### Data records
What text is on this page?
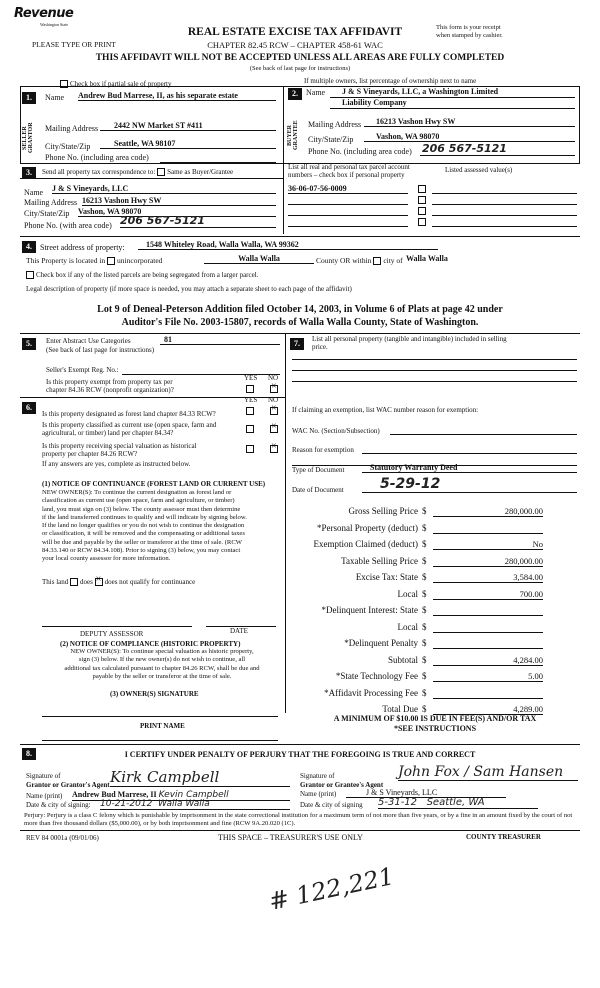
Revenue
Washington State
PLEASE TYPE OR PRINT
REAL ESTATE EXCISE TAX AFFIDAVIT
CHAPTER 82.45 RCW – CHAPTER 458-61 WAC
THIS AFFIDAVIT WILL NOT BE ACCEPTED UNLESS ALL AREAS ARE FULLY COMPLETED
(See back of last page for instructions)
This form is your receipt
when stamped by cashier.
Check box if partial sale of property	If multiple owners, list percentage of ownership next to name
1.	2.
SELLER GRANTOR	BUYER GRANTEE
Name Andrew Bud Marrese, II, as his separate estate
Mailing Address	2442 NW Market ST #411
City/State/Zip	Seattle, WA 98107
Phone No. (including area code)
Name	J & S Vineyards, LLC, a Washington Limited
Liability Company
Mailing Address	16213 Vashon Hwy SW
City/State/Zip	Vashon, WA 98070
Phone No. (including area code) 206 567-5121
3.	Send all property tax correspondence to: Same as Buyer/Grantee
List all real and personal tax parcel account
numbers – check box if personal property
Listed assessed value(s)
Name J & S Vineyards, LLC
Mailing Address 16213 Vashon Hwy SW
City/State/Zip Vashon, WA 98070
Phone No. (with area code) 206 567-5121
36-06-07-56-0009
4.	Street address of property:	1548 Whiteley Road, Walla Walla, WA 99362
This Property is located in unincorporated	Walla Walla	County OR within city of Walla Walla
Check box if any of the listed parcels are being segregated from a larger parcel.
Legal description of property (if more space is needed, you may attach a separate sheet to each page of the affidavit)
Lot 9 of Deneal-Peterson Addition filed October 14, 2003, in Volume 6 of Plats at page 42 under
Auditor's File No. 2003-15807, records of Walla Walla County, State of Washington.
5.	Enter Abstract Use Categories	81
(See back of last page for instructions)
Seller's Exempt Reg. No.:
YES NO
Is this property exempt from property tax per
chapter 84.36 RCW (nonprofit organization)?
×
6.
YES NO
Is this property designated as forest land chapter 84.33 RCW?
×
Is this property classified as current use (open space, farm and
agricultural, or timber) land per chapter 84.34?
×
Is this property receiving special valuation as historical
property per chapter 84.26 RCW?
×
If any answers are yes, complete as instructed below.
(1) NOTICE OF CONTINUANCE (FOREST LAND OR CURRENT USE)
NEW OWNER(S): To continue the current designation as forest land or
classification as current use (open space, farm and agriculture, or timber)
land, you must sign on (3) below. The county assessor must then determine
if the land transferred continues to qualify and will indicate by signing below.
If the land no longer qualifies or you do not wish to continue the designation
or classification, it will be removed and the compensating or additional taxes
will be due and payable by the seller or transferor at the time of sale. (RCW
84.33.140 or RCW 84.34.108). Prior to signing (3) below, you may contact
your local county assessor for more information.
This land does × does not qualify for continuance
DEPUTY ASSESSOR	DATE
(2) NOTICE OF COMPLIANCE (HISTORIC PROPERTY)
NEW OWNER(S): To continue special valuation as historic property,
sign (3) below. If the new owner(s) do not wish to continue, all
additional tax calculated pursuant to chapter 84.26 RCW, shall be due and
payable by the seller or transferor at the time of sale.
(3) OWNER(S) SIGNATURE
PRINT NAME
7.	List all personal property (tangible and intangible) included in selling
price.
If claiming an exemption, list WAC number reason for exemption:
WAC No. (Section/Subsection)
Reason for exemption
Type of Document	Statutory Warranty Deed
Date of Document	5-29-12
Gross Selling Price $	280,000.00
*Personal Property (deduct) $
Exemption Claimed (deduct) $	No
Taxable Selling Price $	280,000.00
Excise Tax: State $	3,584.00
Local $	700.00
*Delinquent Interest: State $
Local $
*Delinquent Penalty $
Subtotal $	4,284.00
*State Technology Fee $	5.00
*Affidavit Processing Fee $
Total Due $	4,289.00
A MINIMUM OF $10.00 IS DUE IN FEE(S) AND/OR TAX
*SEE INSTRUCTIONS
8.	I CERTIFY UNDER PENALTY OF PERJURY THAT THE FOREGOING IS TRUE AND CORRECT
Signature of
Grantor or Grantor's Agent Kirk Campbell
Name (print) Andrew Bud Marrese, II Kevin Campbell
Date & city of signing: 10-21-2012 Walla Walla
Signature of
Grantor or Grantee's Agent
John Fox / Sam Hansen
Name (print)	J & S Vineyards, LLC
Date & city of signing 5-31-12 Seattle, WA
Perjury: Perjury is a class C felony which is punishable by imprisonment in the state correctional institution for a maximum term of not more than five years, or by a fine in an amount fixed by the court of not more than five thousand dollars ($5,000.00), or by both imprisonment and fine (RCW 9A.20.020 (1C).
REV 84 0001a (09/01/06)	THIS SPACE – TREASURER'S USE ONLY	COUNTY TREASURER
# 122,221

### TO BE DONE
Print the entries above exactly, taking out only the pictures.

### FINISHED EXERCISE
What text is on this page?
Revenue
Washington State
PLEASE TYPE OR PRINT
REAL ESTATE EXCISE TAX AFFIDAVIT
CHAPTER 82.45 RCW – CHAPTER 458-61 WAC
THIS AFFIDAVIT WILL NOT BE ACCEPTED UNLESS ALL AREAS ARE FULLY COMPLETED
(See back of last page for instructions)
This form is your receipt
when stamped by cashier.
Check box if partial sale of property	If multiple owners, list percentage of ownership next to name
1.	2.
SELLER GRANTOR	BUYER GRANTEE
Name Andrew Bud Marrese, II, as his separate estate
Mailing Address	2442 NW Market ST #411
City/State/Zip	Seattle, WA 98107
Phone No. (including area code)
Name	J & S Vineyards, LLC, a Washington Limited
Liability Company
Mailing Address	16213 Vashon Hwy SW
City/State/Zip	Vashon, WA 98070
Phone No. (including area code) 206 567-5121
3.	Send all property tax correspondence to: Same as Buyer/Grantee
List all real and personal tax parcel account
numbers – check box if personal property
Listed assessed value(s)
Name J & S Vineyards, LLC
Mailing Address 16213 Vashon Hwy SW
City/State/Zip Vashon, WA 98070
Phone No. (with area code) 206 567-5121
36-06-07-56-0009
4.	Street address of property:	1548 Whiteley Road, Walla Walla, WA 99362
This Property is located in unincorporated	Walla Walla	County OR within city of Walla Walla
Check box if any of the listed parcels are being segregated from a larger parcel.
Legal description of property (if more space is needed, you may attach a separate sheet to each page of the affidavit)
Lot 9 of Deneal-Peterson Addition filed October 14, 2003, in Volume 6 of Plats at page 42 under
Auditor's File No. 2003-15807, records of Walla Walla County, State of Washington.
5.	Enter Abstract Use Categories	81
(See back of last page for instructions)
Seller's Exempt Reg. No.:
YES NO
Is this property exempt from property tax per
chapter 84.36 RCW (nonprofit organization)?
×
6.
YES NO
Is this property designated as forest land chapter 84.33 RCW?
×
Is this property classified as current use (open space, farm and
agricultural, or timber) land per chapter 84.34?
×
Is this property receiving special valuation as historical
property per chapter 84.26 RCW?
×
If any answers are yes, complete as instructed below.
(1) NOTICE OF CONTINUANCE (FOREST LAND OR CURRENT USE)
NEW OWNER(S): To continue the current designation as forest land or
classification as current use (open space, farm and agriculture, or timber)
land, you must sign on (3) below. The county assessor must then determine
if the land transferred continues to qualify and will indicate by signing below.
If the land no longer qualifies or you do not wish to continue the designation
or classification, it will be removed and the compensating or additional taxes
will be due and payable by the seller or transferor at the time of sale. (RCW
84.33.140 or RCW 84.34.108). Prior to signing (3) below, you may contact
your local county assessor for more information.
This land does × does not qualify for continuance
DEPUTY ASSESSOR	DATE
(2) NOTICE OF COMPLIANCE (HISTORIC PROPERTY)
NEW OWNER(S): To continue special valuation as historic property,
sign (3) below. If the new owner(s) do not wish to continue, all
additional tax calculated pursuant to chapter 84.26 RCW, shall be due and
payable by the seller or transferor at the time of sale.
(3) OWNER(S) SIGNATURE
PRINT NAME
7.	List all personal property (tangible and intangible) included in selling
price.
If claiming an exemption, list WAC number reason for exemption:
WAC No. (Section/Subsection)
Reason for exemption
Type of Document	Statutory Warranty Deed
Date of Document	5-29-12
Gross Selling Price $	280,000.00
*Personal Property (deduct) $
Exemption Claimed (deduct) $	No
Taxable Selling Price $	280,000.00
Excise Tax: State $	3,584.00
Local $	700.00
*Delinquent Interest: State $
Local $
*Delinquent Penalty $
Subtotal $	4,284.00
*State Technology Fee $	5.00
*Affidavit Processing Fee $
Total Due $	4,289.00
A MINIMUM OF $10.00 IS DUE IN FEE(S) AND/OR TAX
*SEE INSTRUCTIONS
8.	I CERTIFY UNDER PENALTY OF PERJURY THAT THE FOREGOING IS TRUE AND CORRECT
Signature of
Grantor or Grantor's Agent Kirk Campbell
Name (print) Andrew Bud Marrese, II Kevin Campbell
Date & city of signing: 10-21-2012 Walla Walla
Signature of
Grantor or Grantee's Agent
John Fox / Sam Hansen
Name (print)	J & S Vineyards, LLC
Date & city of signing 5-31-12 Seattle, WA
Perjury: Perjury is a class C felony which is punishable by imprisonment in the state correctional institution for a maximum term of not more than five years, or by a fine in an amount fixed by the court of not more than five thousand dollars ($5,000.00), or by both imprisonment and fine (RCW 9A.20.020 (1C).
REV 84 0001a (09/01/06)	THIS SPACE – TREASURER'S USE ONLY	COUNTY TREASURER
# 122,221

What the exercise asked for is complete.